What you have to do:
Write out the full set of records exactly. Any pictures in them do not belong in the copy.

Exercise materials:
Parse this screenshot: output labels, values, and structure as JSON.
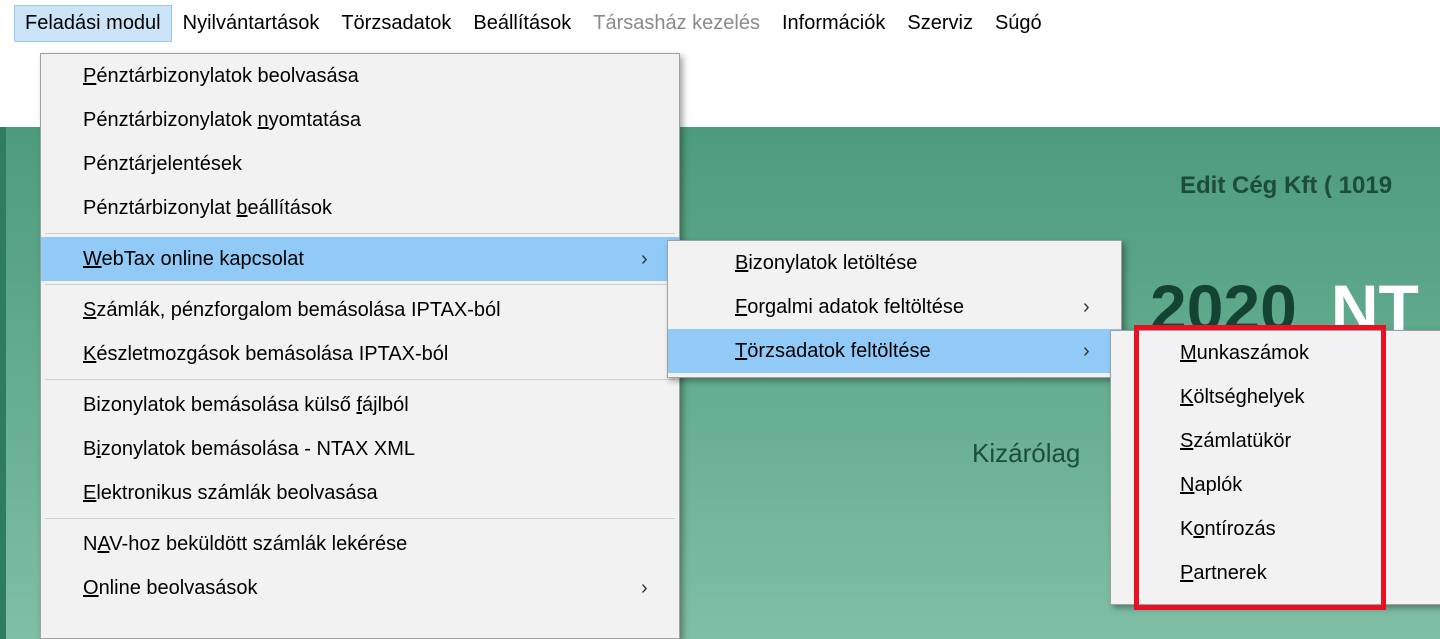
{
  "menubar": {
    "items": [
      {
        "label": "Feladási modul"
      },
      {
        "label": "Nyilvántartások"
      },
      {
        "label": "Törzsadatok"
      },
      {
        "label": "Beállítások"
      },
      {
        "label": "Társasház kezelés"
      },
      {
        "label": "Információk"
      },
      {
        "label": "Szerviz"
      },
      {
        "label": "Súgó"
      }
    ]
  },
  "background": {
    "company": "Edit Cég Kft ( 1019",
    "year": "2020",
    "title_suffix": "NT",
    "exclusive": "Kizárólag"
  },
  "main_menu": {
    "items": [
      {
        "pre": "",
        "u": "P",
        "post": "énztárbizonylatok beolvasása"
      },
      {
        "pre": "Pénztárbizonylatok ",
        "u": "n",
        "post": "yomtatása"
      },
      {
        "pre": "Pénztár",
        "u": "j",
        "post": "elentések"
      },
      {
        "pre": "Pénztárbizonylat ",
        "u": "b",
        "post": "eállítások"
      },
      {
        "pre": "",
        "u": "W",
        "post": "ebTax online kapcsolat"
      },
      {
        "pre": "",
        "u": "S",
        "post": "zámlák, pénzforgalom bemásolása IPTAX-ból"
      },
      {
        "pre": "",
        "u": "K",
        "post": "észletmozgások bemásolása IPTAX-ból"
      },
      {
        "pre": "Bizonylatok bemásolása külső ",
        "u": "f",
        "post": "ájlból"
      },
      {
        "pre": "B",
        "u": "i",
        "post": "zonylatok bemásolása - NTAX XML"
      },
      {
        "pre": "",
        "u": "E",
        "post": "lektronikus számlák beolvasása"
      },
      {
        "pre": "N",
        "u": "A",
        "post": "V-hoz beküldött számlák lekérése"
      },
      {
        "pre": "",
        "u": "O",
        "post": "nline beolvasások"
      }
    ]
  },
  "webtax_menu": {
    "items": [
      {
        "pre": "",
        "u": "B",
        "post": "izonylatok letöltése"
      },
      {
        "pre": "",
        "u": "F",
        "post": "orgalmi adatok feltöltése"
      },
      {
        "pre": "",
        "u": "T",
        "post": "örzsadatok feltöltése"
      }
    ]
  },
  "torzs_menu": {
    "items": [
      {
        "pre": "",
        "u": "M",
        "post": "unkaszámok"
      },
      {
        "pre": "",
        "u": "K",
        "post": "öltséghelyek"
      },
      {
        "pre": "",
        "u": "S",
        "post": "zámlatükör"
      },
      {
        "pre": "",
        "u": "N",
        "post": "aplók"
      },
      {
        "pre": "K",
        "u": "o",
        "post": "ntírozás"
      },
      {
        "pre": "",
        "u": "P",
        "post": "artnerek"
      }
    ]
  },
  "icons": {
    "submenu_arrow": "chevron-right-icon",
    "arrow_glyph": "›"
  },
  "colors": {
    "menu_highlight": "#91c9f7",
    "menubar_active": "#cce4f7",
    "annotation_box": "#e81123",
    "background_green": "#62ab8e"
  }
}
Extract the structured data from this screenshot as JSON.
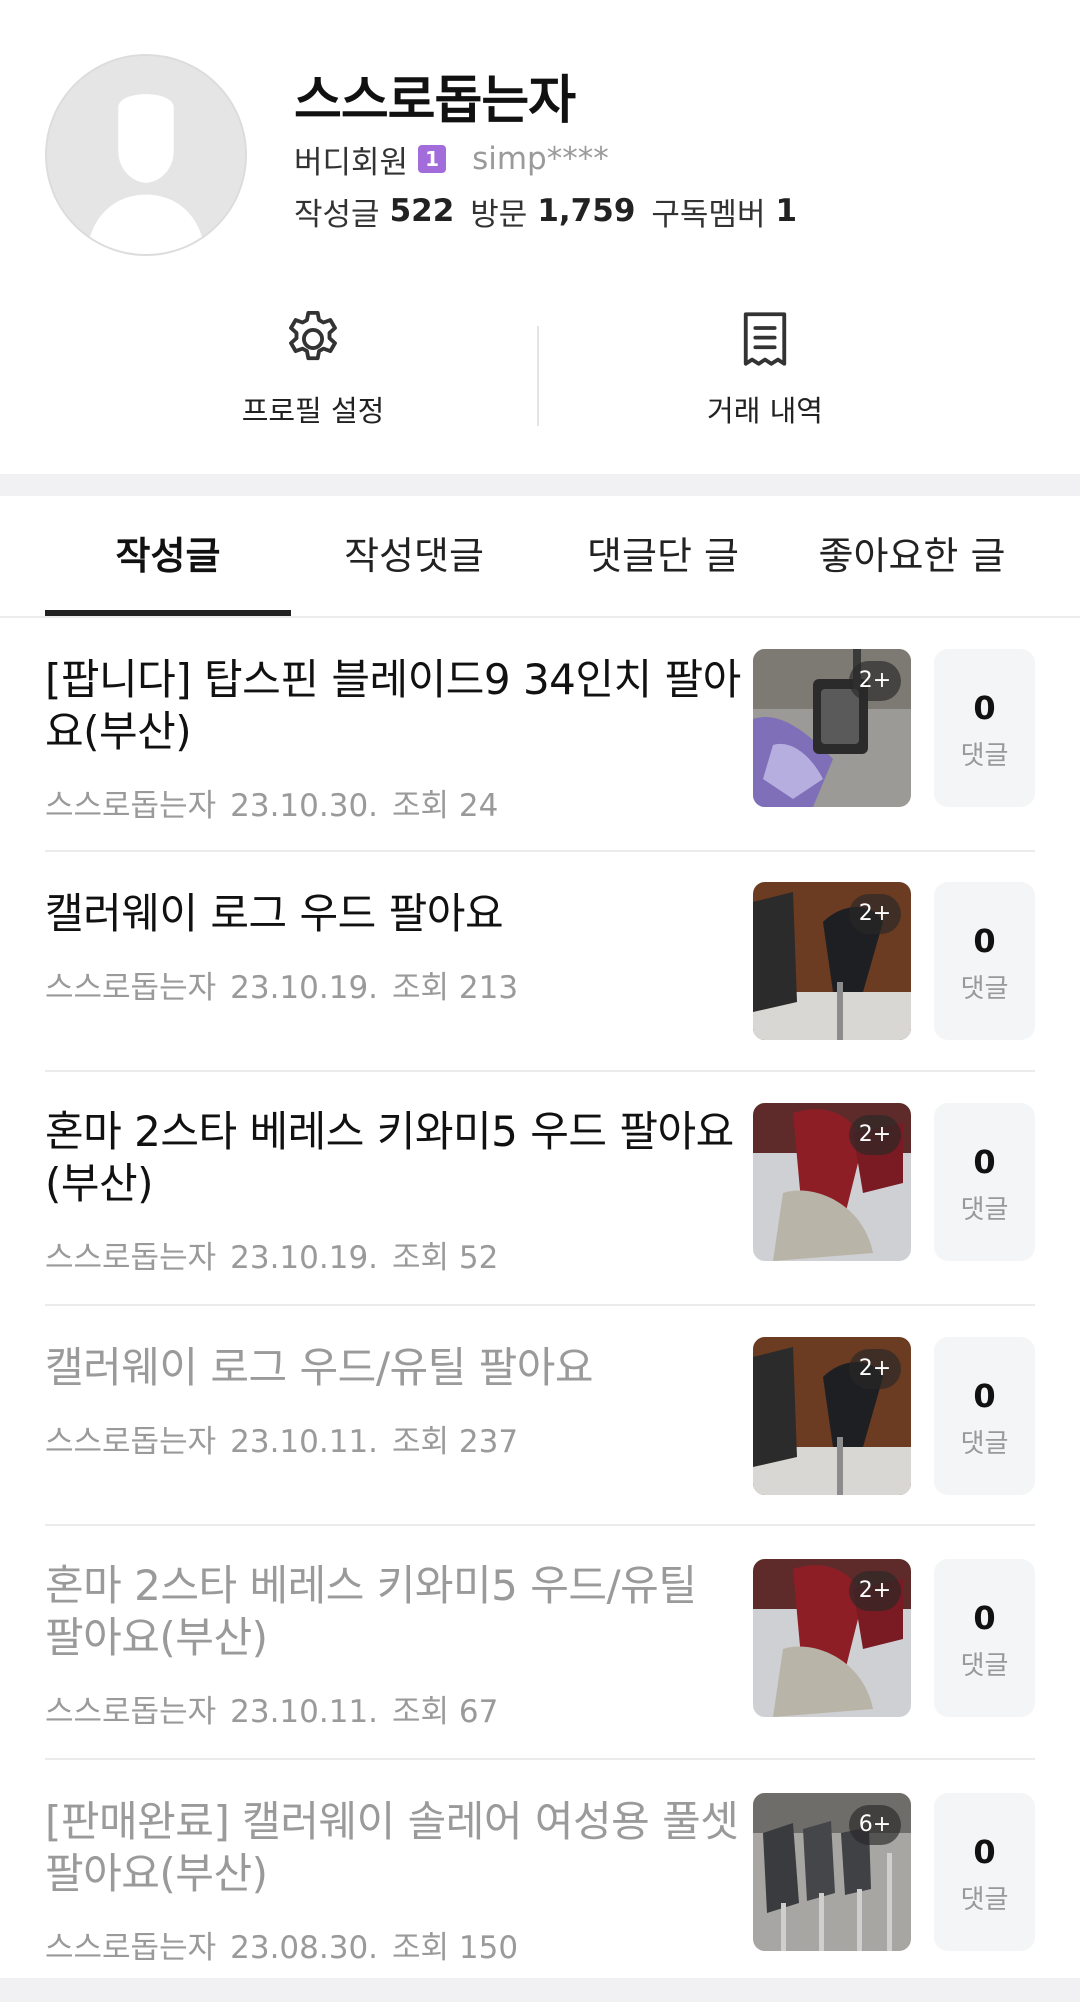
{
  "profile": {
    "nickname": "스스로돕는자",
    "grade": "버디회원",
    "grade_badge": "1",
    "user_id": "simp****",
    "stats": [
      {
        "label": "작성글",
        "value": "522"
      },
      {
        "label": "방문",
        "value": "1,759"
      },
      {
        "label": "구독멤버",
        "value": "1"
      }
    ]
  },
  "actions": {
    "settings_label": "프로필 설정",
    "settings_icon": "gear-icon",
    "trade_label": "거래 내역",
    "trade_icon": "receipt-icon"
  },
  "tabs": [
    {
      "label": "작성글",
      "active": true
    },
    {
      "label": "작성댓글",
      "active": false
    },
    {
      "label": "댓글단 글",
      "active": false
    },
    {
      "label": "좋아요한 글",
      "active": false
    }
  ],
  "posts": [
    {
      "title": "[팝니다] 탑스핀 블레이드9 34인치 팔아요(부산)",
      "author": "스스로돕는자",
      "date": "23.10.30.",
      "views": "조회 24",
      "image_count": "2+",
      "comments": "0",
      "comment_label": "댓글",
      "dimmed": false
    },
    {
      "title": "캘러웨이 로그 우드 팔아요",
      "author": "스스로돕는자",
      "date": "23.10.19.",
      "views": "조회 213",
      "image_count": "2+",
      "comments": "0",
      "comment_label": "댓글",
      "dimmed": false
    },
    {
      "title": "혼마 2스타 베레스 키와미5 우드 팔아요(부산)",
      "author": "스스로돕는자",
      "date": "23.10.19.",
      "views": "조회 52",
      "image_count": "2+",
      "comments": "0",
      "comment_label": "댓글",
      "dimmed": false
    },
    {
      "title": "캘러웨이 로그 우드/유틸 팔아요",
      "author": "스스로돕는자",
      "date": "23.10.11.",
      "views": "조회 237",
      "image_count": "2+",
      "comments": "0",
      "comment_label": "댓글",
      "dimmed": true
    },
    {
      "title": "혼마 2스타 베레스 키와미5 우드/유틸 팔아요(부산)",
      "author": "스스로돕는자",
      "date": "23.10.11.",
      "views": "조회 67",
      "image_count": "2+",
      "comments": "0",
      "comment_label": "댓글",
      "dimmed": true
    },
    {
      "title": "[판매완료] 캘러웨이 솔레어 여성용 풀셋 팔아요(부산)",
      "author": "스스로돕는자",
      "date": "23.08.30.",
      "views": "조회 150",
      "image_count": "6+",
      "comments": "0",
      "comment_label": "댓글",
      "dimmed": true
    }
  ],
  "colors": {
    "grade_badge": "#a36cdb",
    "dimmed_text": "#9a9a9a",
    "section_gap": "#f1f1f3"
  }
}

Task response:
Parse this screenshot: output labels, values, and structure as JSON.
{
  "menubar": {
    "items": [
      {
        "label": "Feladási modul"
      },
      {
        "label": "Nyilvántartások"
      },
      {
        "label": "Törzsadatok"
      },
      {
        "label": "Beállítások"
      },
      {
        "label": "Társasház kezelés"
      },
      {
        "label": "Információk"
      },
      {
        "label": "Szerviz"
      },
      {
        "label": "Súgó"
      }
    ]
  },
  "background": {
    "company": "Edit Cég Kft ( 1019",
    "year": "2020",
    "title_suffix": "NT",
    "exclusive": "Kizárólag"
  },
  "main_menu": {
    "items": [
      {
        "pre": "",
        "u": "P",
        "post": "énztárbizonylatok beolvasása"
      },
      {
        "pre": "Pénztárbizonylatok ",
        "u": "n",
        "post": "yomtatása"
      },
      {
        "pre": "Pénztár",
        "u": "j",
        "post": "elentések"
      },
      {
        "pre": "Pénztárbizonylat ",
        "u": "b",
        "post": "eállítások"
      },
      {
        "pre": "",
        "u": "W",
        "post": "ebTax online kapcsolat"
      },
      {
        "pre": "",
        "u": "S",
        "post": "zámlák, pénzforgalom bemásolása IPTAX-ból"
      },
      {
        "pre": "",
        "u": "K",
        "post": "észletmozgások bemásolása IPTAX-ból"
      },
      {
        "pre": "Bizonylatok bemásolása külső ",
        "u": "f",
        "post": "ájlból"
      },
      {
        "pre": "B",
        "u": "i",
        "post": "zonylatok bemásolása - NTAX XML"
      },
      {
        "pre": "",
        "u": "E",
        "post": "lektronikus számlák beolvasása"
      },
      {
        "pre": "N",
        "u": "A",
        "post": "V-hoz beküldött számlák lekérése"
      },
      {
        "pre": "",
        "u": "O",
        "post": "nline beolvasások"
      }
    ]
  },
  "webtax_menu": {
    "items": [
      {
        "pre": "",
        "u": "B",
        "post": "izonylatok letöltése"
      },
      {
        "pre": "",
        "u": "F",
        "post": "orgalmi adatok feltöltése"
      },
      {
        "pre": "",
        "u": "T",
        "post": "örzsadatok feltöltése"
      }
    ]
  },
  "torzs_menu": {
    "items": [
      {
        "pre": "",
        "u": "M",
        "post": "unkaszámok"
      },
      {
        "pre": "",
        "u": "K",
        "post": "öltséghelyek"
      },
      {
        "pre": "",
        "u": "S",
        "post": "zámlatükör"
      },
      {
        "pre": "",
        "u": "N",
        "post": "aplók"
      },
      {
        "pre": "K",
        "u": "o",
        "post": "ntírozás"
      },
      {
        "pre": "",
        "u": "P",
        "post": "artnerek"
      }
    ]
  },
  "icons": {
    "submenu_arrow": "chevron-right-icon",
    "arrow_glyph": "›"
  },
  "colors": {
    "menu_highlight": "#91c9f7",
    "menubar_active": "#cce4f7",
    "annotation_box": "#e81123",
    "background_green": "#62ab8e"
  }
}
Extract the structured data from this screenshot as JSON.
{
  "profile": {
    "nickname": "스스로돕는자",
    "grade": "버디회원",
    "grade_badge": "1",
    "user_id": "simp****",
    "stats": [
      {
        "label": "작성글",
        "value": "522"
      },
      {
        "label": "방문",
        "value": "1,759"
      },
      {
        "label": "구독멤버",
        "value": "1"
      }
    ]
  },
  "actions": {
    "settings_label": "프로필 설정",
    "settings_icon": "gear-icon",
    "trade_label": "거래 내역",
    "trade_icon": "receipt-icon"
  },
  "tabs": [
    {
      "label": "작성글",
      "active": true
    },
    {
      "label": "작성댓글",
      "active": false
    },
    {
      "label": "댓글단 글",
      "active": false
    },
    {
      "label": "좋아요한 글",
      "active": false
    }
  ],
  "posts": [
    {
      "title": "[팝니다] 탑스핀 블레이드9 34인치 팔아요(부산)",
      "author": "스스로돕는자",
      "date": "23.10.30.",
      "views": "조회 24",
      "image_count": "2+",
      "comments": "0",
      "comment_label": "댓글",
      "dimmed": false
    },
    {
      "title": "캘러웨이 로그 우드 팔아요",
      "author": "스스로돕는자",
      "date": "23.10.19.",
      "views": "조회 213",
      "image_count": "2+",
      "comments": "0",
      "comment_label": "댓글",
      "dimmed": false
    },
    {
      "title": "혼마 2스타 베레스 키와미5 우드 팔아요(부산)",
      "author": "스스로돕는자",
      "date": "23.10.19.",
      "views": "조회 52",
      "image_count": "2+",
      "comments": "0",
      "comment_label": "댓글",
      "dimmed": false
    },
    {
      "title": "캘러웨이 로그 우드/유틸 팔아요",
      "author": "스스로돕는자",
      "date": "23.10.11.",
      "views": "조회 237",
      "image_count": "2+",
      "comments": "0",
      "comment_label": "댓글",
      "dimmed": true
    },
    {
      "title": "혼마 2스타 베레스 키와미5 우드/유틸 팔아요(부산)",
      "author": "스스로돕는자",
      "date": "23.10.11.",
      "views": "조회 67",
      "image_count": "2+",
      "comments": "0",
      "comment_label": "댓글",
      "dimmed": true
    },
    {
      "title": "[판매완료] 캘러웨이 솔레어 여성용 풀셋 팔아요(부산)",
      "author": "스스로돕는자",
      "date": "23.08.30.",
      "views": "조회 150",
      "image_count": "6+",
      "comments": "0",
      "comment_label": "댓글",
      "dimmed": true
    }
  ],
  "colors": {
    "grade_badge": "#a36cdb",
    "dimmed_text": "#9a9a9a",
    "section_gap": "#f1f1f3"
  }
}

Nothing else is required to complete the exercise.